-- begin Records to use --

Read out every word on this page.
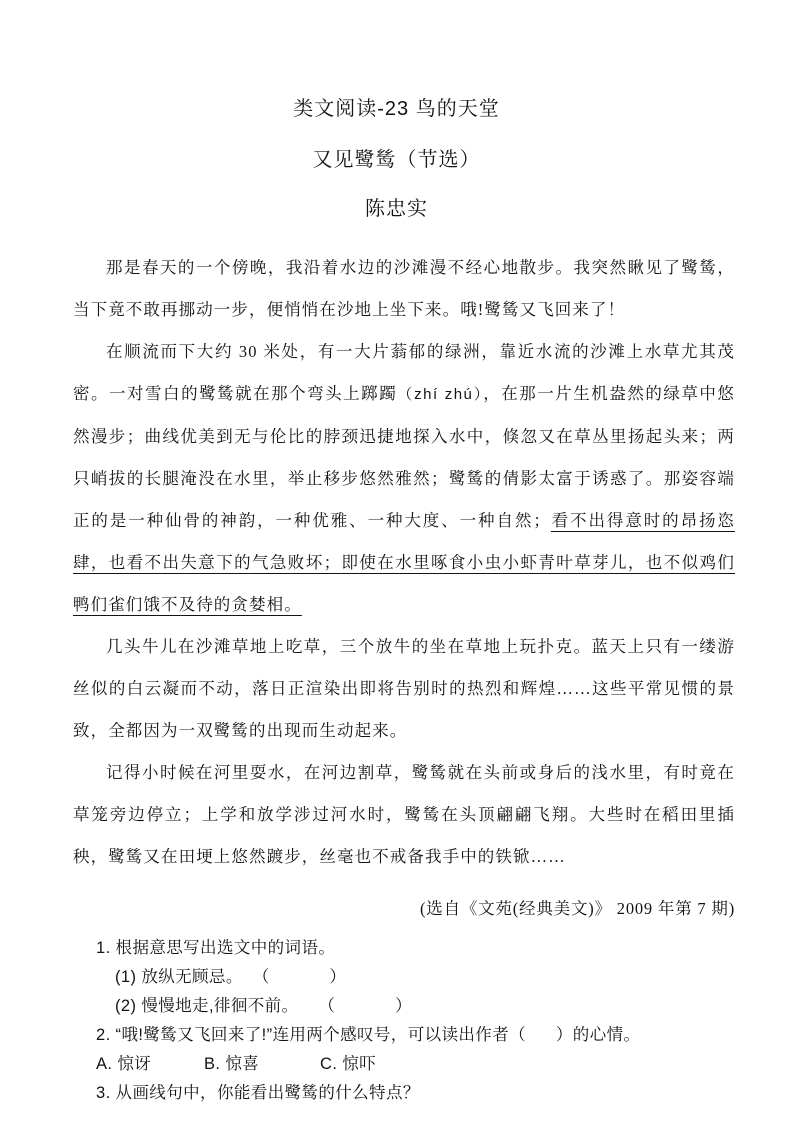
类文阅读-23 鸟的天堂
又见鹭鸶（节选）
陈忠实

那是春天的一个傍晚，我沿着水边的沙滩漫不经心地散步。我突然瞅见了鹭鸶，当下竟不敢再挪动一步，便悄悄在沙地上坐下来。哦!鹭鸶又飞回来了！

在顺流而下大约 30 米处，有一大片蓊郁的绿洲，靠近水流的沙滩上水草尤其茂密。一对雪白的鹭鸶就在那个弯头上踯躅（zhí zhú），在那一片生机盎然的绿草中悠然漫步；曲线优美到无与伦比的脖颈迅捷地探入水中，倏忽又在草丛里扬起头来；两只峭拔的长腿淹没在水里，举止移步悠然雅然；鹭鸶的倩影太富于诱惑了。那姿容端正的是一种仙骨的神韵，一种优雅、一种大度、一种自然；看不出得意时的昂扬恣肆，也看不出失意下的气急败坏；即使在水里啄食小虫小虾青叶草芽儿，也不似鸡们鸭们雀们饿不及待的贪婪相。

几头牛儿在沙滩草地上吃草，三个放牛的坐在草地上玩扑克。蓝天上只有一缕游丝似的白云凝而不动，落日正渲染出即将告别时的热烈和辉煌……这些平常见惯的景致，全都因为一双鹭鸶的出现而生动起来。

记得小时候在河里耍水，在河边割草，鹭鸶就在头前或身后的浅水里，有时竟在草笼旁边停立；上学和放学涉过河水时，鹭鸶在头顶翩翩飞翔。大些时在稻田里插秧，鹭鸶又在田埂上悠然踱步，丝毫也不戒备我手中的铁锨……

(选自《文苑(经典美文)》 2009 年第 7 期)

1. 根据意思写出选文中的词语。

(1) 放纵无顾忌。  （            ）

(2) 慢慢地走,徘徊不前。    （            ）

2. “哦!鹭鸶又飞回来了!”连用两个感叹号，可以读出作者（      ）的心情。

A. 惊讶	B. 惊喜	C. 惊吓

3. 从画线句中，你能看出鹭鸶的什么特点？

-- end Records to use --

Your objective ▸
Extract each line holding the word "鹭鸶又飞回来了" from the records.

Right answer ▸
那是春天的一个傍晚，我沿着水边的沙滩漫不经心地散步。我突然瞅见了鹭鸶，当下竟不敢再挪动一步，便悄悄在沙地上坐下来。哦!鹭鸶又飞回来了！
2. “哦!鹭鸶又飞回来了!”连用两个感叹号，可以读出作者（      ）的心情。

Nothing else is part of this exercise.